- What is needed:
Say only how many lines contain the word "arrow".

- Recorded data:
####
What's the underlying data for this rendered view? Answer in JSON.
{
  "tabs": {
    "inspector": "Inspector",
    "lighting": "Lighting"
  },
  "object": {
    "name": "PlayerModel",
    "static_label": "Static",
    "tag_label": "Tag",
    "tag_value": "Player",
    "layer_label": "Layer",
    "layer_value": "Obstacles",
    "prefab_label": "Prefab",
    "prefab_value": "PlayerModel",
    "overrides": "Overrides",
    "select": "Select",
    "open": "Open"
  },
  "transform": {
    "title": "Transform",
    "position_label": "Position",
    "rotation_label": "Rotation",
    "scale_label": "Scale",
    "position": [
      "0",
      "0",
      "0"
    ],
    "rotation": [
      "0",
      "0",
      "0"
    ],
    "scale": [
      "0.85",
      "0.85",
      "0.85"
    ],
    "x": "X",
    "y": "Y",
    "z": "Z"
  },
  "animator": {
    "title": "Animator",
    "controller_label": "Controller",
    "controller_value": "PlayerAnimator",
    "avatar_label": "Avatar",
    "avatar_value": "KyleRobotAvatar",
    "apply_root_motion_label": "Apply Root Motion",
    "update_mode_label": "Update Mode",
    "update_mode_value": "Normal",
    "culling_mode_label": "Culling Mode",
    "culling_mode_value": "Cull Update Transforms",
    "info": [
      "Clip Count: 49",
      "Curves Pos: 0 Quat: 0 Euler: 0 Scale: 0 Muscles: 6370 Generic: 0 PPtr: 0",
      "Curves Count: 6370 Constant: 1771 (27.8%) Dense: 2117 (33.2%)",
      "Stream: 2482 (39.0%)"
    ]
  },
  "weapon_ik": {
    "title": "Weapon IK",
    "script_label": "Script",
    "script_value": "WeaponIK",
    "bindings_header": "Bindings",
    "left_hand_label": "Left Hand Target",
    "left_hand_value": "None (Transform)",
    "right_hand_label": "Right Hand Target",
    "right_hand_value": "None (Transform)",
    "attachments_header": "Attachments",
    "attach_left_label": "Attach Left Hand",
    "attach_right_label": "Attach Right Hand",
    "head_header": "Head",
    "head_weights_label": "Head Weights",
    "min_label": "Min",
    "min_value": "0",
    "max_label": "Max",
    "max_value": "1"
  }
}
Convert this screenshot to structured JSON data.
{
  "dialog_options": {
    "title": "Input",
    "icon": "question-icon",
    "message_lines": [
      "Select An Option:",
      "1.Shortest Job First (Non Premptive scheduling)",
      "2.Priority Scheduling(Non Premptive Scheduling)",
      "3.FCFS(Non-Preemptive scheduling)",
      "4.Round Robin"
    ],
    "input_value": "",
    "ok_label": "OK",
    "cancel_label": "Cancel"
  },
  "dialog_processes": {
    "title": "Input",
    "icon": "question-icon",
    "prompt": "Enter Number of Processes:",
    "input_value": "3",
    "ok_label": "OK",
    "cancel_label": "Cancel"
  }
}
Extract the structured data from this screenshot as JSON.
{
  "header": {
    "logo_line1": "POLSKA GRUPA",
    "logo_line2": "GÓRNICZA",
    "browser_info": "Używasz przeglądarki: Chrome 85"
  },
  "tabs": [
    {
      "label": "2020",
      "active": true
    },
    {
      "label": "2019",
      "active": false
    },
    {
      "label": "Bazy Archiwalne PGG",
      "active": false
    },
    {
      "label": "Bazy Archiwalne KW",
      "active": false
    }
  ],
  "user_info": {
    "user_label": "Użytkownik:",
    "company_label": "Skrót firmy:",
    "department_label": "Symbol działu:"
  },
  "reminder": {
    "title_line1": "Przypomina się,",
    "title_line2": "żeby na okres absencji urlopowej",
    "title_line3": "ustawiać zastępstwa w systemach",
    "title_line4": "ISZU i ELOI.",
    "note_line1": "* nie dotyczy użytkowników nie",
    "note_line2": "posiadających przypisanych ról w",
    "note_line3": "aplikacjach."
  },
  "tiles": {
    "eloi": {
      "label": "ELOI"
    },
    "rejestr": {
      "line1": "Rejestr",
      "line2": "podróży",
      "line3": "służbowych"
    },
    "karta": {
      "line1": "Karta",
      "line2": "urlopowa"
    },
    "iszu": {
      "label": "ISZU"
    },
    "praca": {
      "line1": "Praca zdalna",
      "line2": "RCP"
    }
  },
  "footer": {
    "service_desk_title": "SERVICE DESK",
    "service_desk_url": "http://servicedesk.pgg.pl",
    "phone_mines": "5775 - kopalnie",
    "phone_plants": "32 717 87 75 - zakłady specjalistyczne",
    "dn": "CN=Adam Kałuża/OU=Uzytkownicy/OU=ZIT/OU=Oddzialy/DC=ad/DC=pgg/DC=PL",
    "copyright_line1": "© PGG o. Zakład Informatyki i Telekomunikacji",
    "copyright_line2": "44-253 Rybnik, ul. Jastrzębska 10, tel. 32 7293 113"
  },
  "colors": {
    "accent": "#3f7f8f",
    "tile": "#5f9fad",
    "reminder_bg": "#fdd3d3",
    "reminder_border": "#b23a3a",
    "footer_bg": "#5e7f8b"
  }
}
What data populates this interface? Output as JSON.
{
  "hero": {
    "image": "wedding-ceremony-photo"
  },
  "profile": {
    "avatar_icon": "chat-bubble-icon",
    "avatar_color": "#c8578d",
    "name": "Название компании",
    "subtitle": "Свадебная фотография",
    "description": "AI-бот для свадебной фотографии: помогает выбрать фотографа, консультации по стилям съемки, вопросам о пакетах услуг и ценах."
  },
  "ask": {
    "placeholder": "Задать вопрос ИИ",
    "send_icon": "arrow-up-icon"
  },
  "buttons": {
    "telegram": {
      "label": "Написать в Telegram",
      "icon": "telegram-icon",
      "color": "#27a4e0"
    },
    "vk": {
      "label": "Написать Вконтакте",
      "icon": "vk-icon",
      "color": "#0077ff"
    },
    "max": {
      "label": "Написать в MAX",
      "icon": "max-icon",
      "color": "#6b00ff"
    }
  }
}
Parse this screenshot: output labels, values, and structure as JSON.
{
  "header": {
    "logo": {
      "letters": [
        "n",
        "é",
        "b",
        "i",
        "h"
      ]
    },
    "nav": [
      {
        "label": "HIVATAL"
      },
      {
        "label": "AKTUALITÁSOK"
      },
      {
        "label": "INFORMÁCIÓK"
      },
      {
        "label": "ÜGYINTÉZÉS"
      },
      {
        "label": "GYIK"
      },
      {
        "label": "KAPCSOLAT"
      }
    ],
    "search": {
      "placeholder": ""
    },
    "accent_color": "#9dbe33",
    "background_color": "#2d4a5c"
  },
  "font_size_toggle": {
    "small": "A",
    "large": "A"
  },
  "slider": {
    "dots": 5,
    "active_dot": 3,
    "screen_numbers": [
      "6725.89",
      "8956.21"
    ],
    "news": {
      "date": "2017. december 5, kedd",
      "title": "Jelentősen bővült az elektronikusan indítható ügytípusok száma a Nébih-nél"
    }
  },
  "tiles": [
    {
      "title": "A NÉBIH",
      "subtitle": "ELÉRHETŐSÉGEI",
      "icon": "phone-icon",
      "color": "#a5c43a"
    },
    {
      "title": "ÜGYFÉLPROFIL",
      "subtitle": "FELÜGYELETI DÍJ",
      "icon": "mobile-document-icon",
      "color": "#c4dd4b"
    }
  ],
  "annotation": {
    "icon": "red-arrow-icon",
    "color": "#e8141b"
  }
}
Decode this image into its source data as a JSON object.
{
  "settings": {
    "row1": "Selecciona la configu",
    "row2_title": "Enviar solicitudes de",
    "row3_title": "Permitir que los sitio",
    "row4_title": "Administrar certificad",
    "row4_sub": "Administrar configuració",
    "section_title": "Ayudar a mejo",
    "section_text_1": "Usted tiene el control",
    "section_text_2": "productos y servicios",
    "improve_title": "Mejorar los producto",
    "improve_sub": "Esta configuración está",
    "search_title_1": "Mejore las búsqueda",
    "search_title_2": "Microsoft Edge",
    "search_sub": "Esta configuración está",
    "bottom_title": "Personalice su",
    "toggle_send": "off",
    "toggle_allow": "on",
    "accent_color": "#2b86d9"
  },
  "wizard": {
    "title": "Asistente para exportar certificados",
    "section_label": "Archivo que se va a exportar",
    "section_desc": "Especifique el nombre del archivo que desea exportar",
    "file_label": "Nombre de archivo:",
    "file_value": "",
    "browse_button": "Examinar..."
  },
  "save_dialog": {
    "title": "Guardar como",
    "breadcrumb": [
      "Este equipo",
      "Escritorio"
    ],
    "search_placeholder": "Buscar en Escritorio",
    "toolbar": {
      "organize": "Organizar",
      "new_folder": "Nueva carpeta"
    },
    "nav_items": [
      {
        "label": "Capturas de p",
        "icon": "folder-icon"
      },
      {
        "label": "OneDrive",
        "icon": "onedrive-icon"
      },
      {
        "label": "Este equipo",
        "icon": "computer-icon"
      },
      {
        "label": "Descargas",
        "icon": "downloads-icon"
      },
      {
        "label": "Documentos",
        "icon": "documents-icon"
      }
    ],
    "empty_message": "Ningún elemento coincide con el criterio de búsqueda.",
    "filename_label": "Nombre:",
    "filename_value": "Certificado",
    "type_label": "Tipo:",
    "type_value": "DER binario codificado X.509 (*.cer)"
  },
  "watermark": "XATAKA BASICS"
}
####
- Answer to this task:
2